What to work on:
Single out the lines of the material that contain "STRAPS" and copy them.

Material for this exercise:
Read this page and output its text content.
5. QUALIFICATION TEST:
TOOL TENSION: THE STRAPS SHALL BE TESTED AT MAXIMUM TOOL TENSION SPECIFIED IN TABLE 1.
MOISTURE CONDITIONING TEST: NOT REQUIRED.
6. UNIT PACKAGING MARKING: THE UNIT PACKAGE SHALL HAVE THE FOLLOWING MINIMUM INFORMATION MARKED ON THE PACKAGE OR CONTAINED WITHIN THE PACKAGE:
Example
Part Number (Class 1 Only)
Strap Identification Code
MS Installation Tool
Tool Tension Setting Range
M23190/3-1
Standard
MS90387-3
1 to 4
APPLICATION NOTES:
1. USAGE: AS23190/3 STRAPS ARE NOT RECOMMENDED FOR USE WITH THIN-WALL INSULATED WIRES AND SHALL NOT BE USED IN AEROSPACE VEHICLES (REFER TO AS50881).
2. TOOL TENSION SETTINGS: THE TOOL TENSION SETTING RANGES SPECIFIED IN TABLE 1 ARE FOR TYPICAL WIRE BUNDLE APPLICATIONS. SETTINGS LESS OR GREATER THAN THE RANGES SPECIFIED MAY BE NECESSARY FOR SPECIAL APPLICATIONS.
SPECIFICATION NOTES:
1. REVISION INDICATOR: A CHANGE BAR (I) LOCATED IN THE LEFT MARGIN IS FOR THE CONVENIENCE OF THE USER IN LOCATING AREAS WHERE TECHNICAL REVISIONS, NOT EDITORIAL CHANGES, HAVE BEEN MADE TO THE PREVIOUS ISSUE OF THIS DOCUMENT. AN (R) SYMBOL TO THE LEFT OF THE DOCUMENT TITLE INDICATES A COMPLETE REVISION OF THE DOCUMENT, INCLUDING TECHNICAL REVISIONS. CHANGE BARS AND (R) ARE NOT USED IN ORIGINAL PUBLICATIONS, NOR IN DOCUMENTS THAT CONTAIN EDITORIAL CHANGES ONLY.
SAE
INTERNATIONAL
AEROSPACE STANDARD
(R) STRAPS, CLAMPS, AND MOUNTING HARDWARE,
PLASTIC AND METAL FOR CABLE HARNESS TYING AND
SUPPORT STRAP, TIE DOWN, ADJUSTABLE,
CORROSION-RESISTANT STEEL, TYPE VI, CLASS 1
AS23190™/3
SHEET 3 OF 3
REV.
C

Result of the exercise:
TOOL TENSION: THE STRAPS SHALL BE TESTED AT MAXIMUM TOOL TENSION SPECIFIED IN TABLE 1.
1. USAGE: AS23190/3 STRAPS ARE NOT RECOMMENDED FOR USE WITH THIN-WALL INSULATED WIRES AND SHALL NOT BE USED IN AEROSPACE VEHICLES (REFER TO AS50881).
(R) STRAPS, CLAMPS, AND MOUNTING HARDWARE,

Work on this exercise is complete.